== Data supplied ==

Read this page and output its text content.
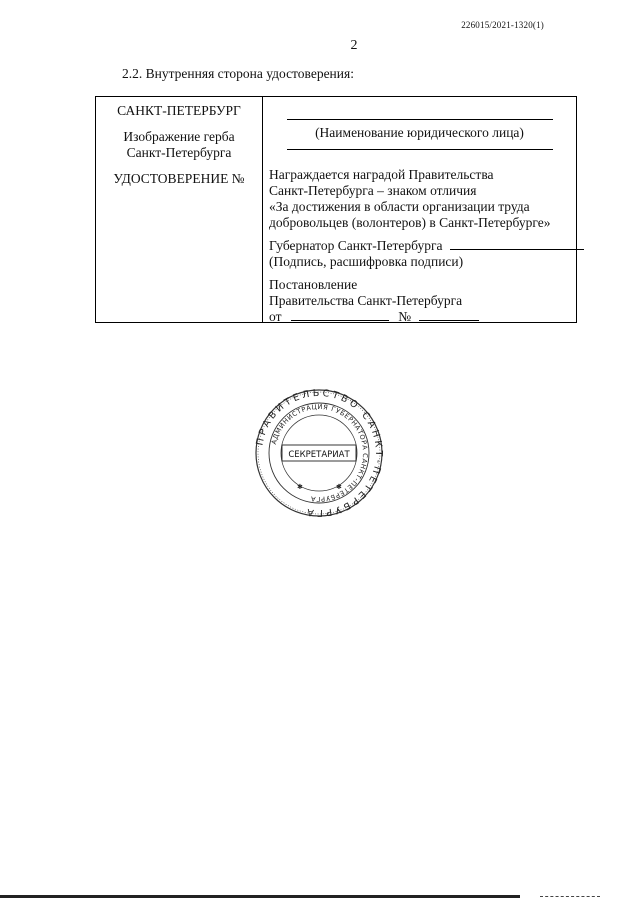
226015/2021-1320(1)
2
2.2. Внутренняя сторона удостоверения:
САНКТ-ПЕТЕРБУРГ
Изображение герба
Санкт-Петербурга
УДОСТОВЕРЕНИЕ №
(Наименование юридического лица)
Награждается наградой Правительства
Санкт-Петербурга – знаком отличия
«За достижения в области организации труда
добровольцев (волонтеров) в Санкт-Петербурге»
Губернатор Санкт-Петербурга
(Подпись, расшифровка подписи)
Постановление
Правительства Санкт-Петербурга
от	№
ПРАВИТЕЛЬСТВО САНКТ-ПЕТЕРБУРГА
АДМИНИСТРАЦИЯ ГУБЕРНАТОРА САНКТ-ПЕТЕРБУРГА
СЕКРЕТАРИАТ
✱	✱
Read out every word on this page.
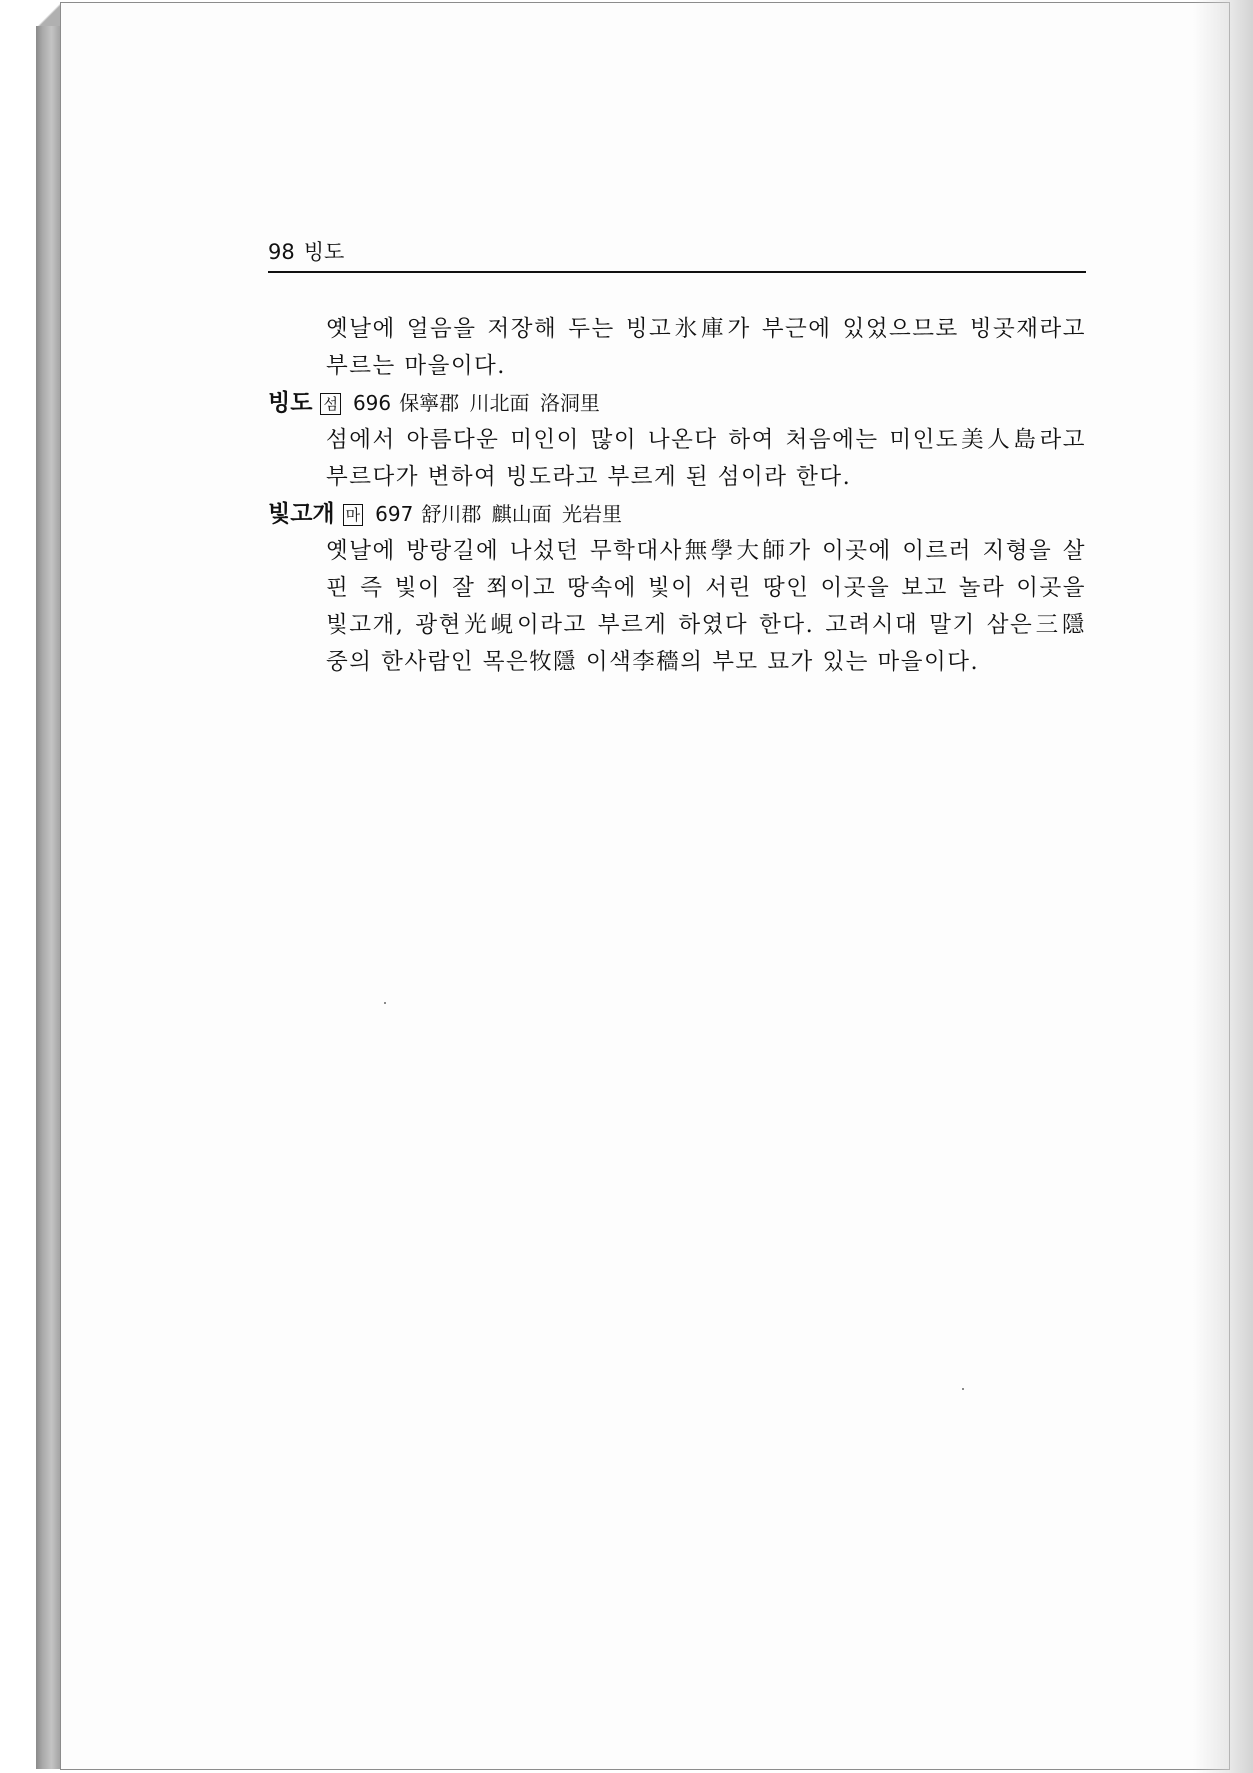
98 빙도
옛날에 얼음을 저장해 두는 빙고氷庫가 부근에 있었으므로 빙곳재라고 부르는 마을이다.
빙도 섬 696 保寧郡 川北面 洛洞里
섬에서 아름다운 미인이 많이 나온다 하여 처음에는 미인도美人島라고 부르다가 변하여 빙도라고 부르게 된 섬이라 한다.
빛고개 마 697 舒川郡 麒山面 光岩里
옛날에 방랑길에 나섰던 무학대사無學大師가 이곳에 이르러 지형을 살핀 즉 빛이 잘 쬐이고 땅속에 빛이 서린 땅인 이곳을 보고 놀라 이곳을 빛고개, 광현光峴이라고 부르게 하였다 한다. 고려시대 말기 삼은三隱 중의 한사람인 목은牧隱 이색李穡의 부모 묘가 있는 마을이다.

===
== Data supplied ==

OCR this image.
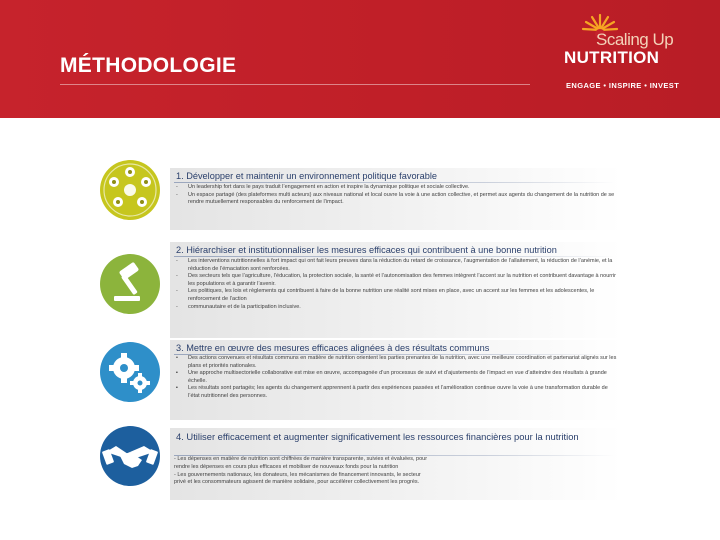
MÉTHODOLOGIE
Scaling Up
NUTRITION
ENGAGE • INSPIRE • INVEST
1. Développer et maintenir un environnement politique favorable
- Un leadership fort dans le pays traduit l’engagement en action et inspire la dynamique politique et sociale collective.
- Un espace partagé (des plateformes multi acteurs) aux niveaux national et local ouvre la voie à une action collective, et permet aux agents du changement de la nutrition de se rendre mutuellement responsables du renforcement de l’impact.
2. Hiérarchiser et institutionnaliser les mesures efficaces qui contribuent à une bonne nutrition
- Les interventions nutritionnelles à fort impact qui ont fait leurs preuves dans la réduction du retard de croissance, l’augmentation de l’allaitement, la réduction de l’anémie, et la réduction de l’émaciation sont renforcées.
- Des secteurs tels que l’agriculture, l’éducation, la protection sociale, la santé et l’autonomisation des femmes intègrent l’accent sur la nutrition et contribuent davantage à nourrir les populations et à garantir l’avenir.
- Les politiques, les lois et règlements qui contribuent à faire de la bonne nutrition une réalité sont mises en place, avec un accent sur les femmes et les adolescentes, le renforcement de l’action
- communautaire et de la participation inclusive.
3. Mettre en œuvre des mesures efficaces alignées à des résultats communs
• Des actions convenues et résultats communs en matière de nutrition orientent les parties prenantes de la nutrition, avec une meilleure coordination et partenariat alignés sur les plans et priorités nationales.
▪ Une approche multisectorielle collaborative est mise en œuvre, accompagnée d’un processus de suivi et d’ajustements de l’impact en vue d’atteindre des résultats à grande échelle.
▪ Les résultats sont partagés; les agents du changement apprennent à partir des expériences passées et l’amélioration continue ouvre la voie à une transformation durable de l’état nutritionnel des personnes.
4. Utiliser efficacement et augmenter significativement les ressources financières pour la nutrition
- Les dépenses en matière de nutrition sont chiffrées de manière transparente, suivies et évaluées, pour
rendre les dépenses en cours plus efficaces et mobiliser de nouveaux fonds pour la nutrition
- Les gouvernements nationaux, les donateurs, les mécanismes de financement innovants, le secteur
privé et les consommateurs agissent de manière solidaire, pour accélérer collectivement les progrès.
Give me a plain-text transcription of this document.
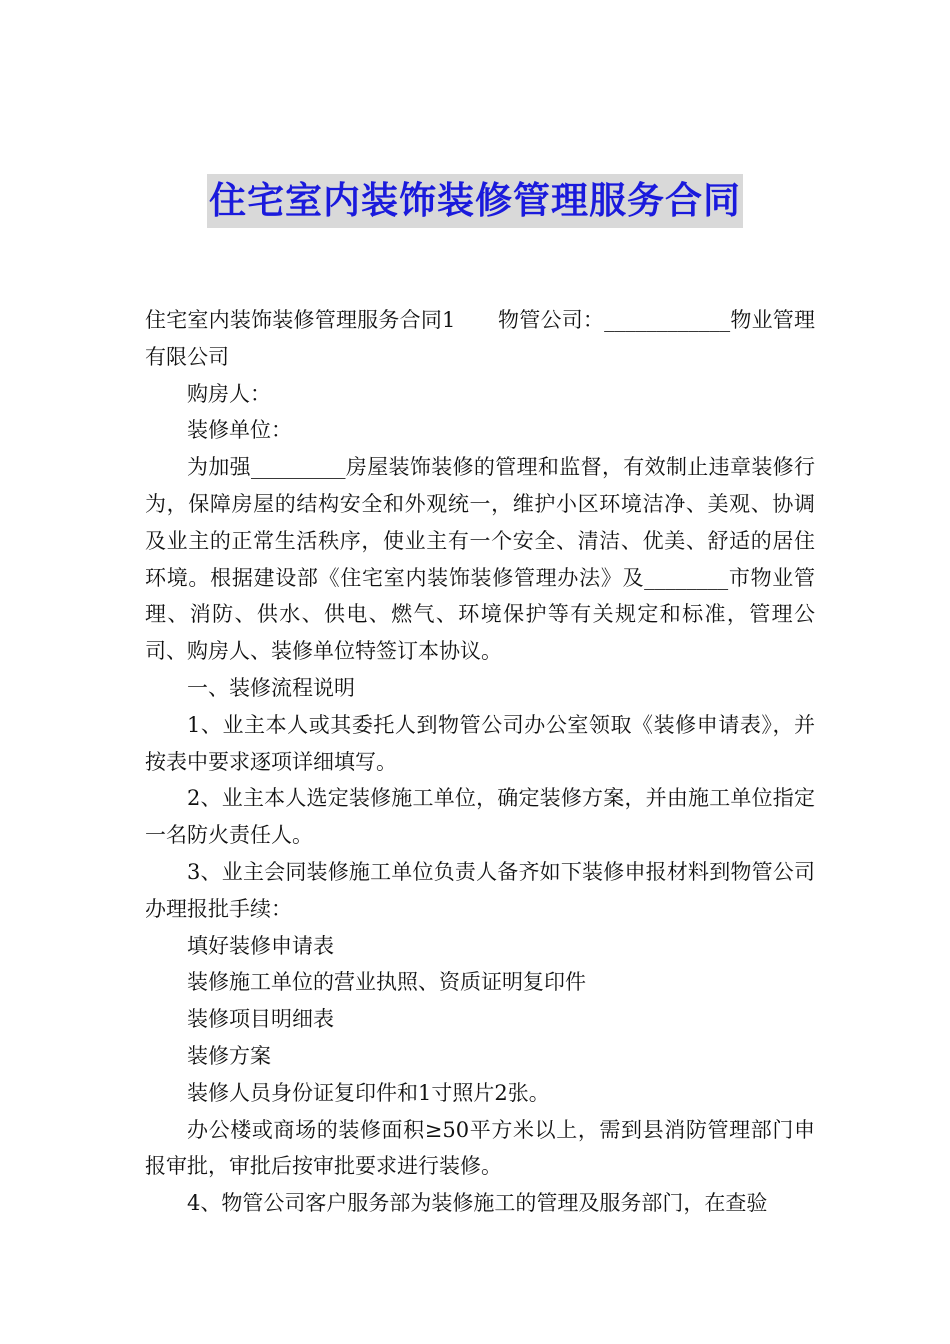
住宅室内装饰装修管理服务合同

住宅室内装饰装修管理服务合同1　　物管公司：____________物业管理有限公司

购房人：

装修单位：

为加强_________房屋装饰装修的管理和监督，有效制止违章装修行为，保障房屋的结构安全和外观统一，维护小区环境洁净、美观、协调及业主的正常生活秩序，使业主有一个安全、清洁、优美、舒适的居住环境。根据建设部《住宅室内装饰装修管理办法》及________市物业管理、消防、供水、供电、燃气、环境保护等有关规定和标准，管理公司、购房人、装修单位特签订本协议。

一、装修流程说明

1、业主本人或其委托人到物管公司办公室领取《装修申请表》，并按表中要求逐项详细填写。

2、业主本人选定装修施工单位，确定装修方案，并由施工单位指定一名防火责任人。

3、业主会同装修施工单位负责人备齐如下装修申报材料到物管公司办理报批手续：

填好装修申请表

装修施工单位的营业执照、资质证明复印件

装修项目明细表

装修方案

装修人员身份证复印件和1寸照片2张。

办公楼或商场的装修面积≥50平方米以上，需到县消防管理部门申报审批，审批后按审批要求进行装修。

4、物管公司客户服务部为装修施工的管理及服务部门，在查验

===

- Stated goal: Using the material above, gather every line that includes "ouvre".

- Answer for this exercise:
- Un espace partagé (des plateformes multi acteurs) aux niveaux national et local ouvre la voie à une action collective, et permet aux agents du changement de la nutrition de se rendre mutuellement responsables du renforcement de l’impact.
▪ Les résultats sont partagés; les agents du changement apprennent à partir des expériences passées et l’amélioration continue ouvre la voie à une transformation durable de l’état nutritionnel des personnes.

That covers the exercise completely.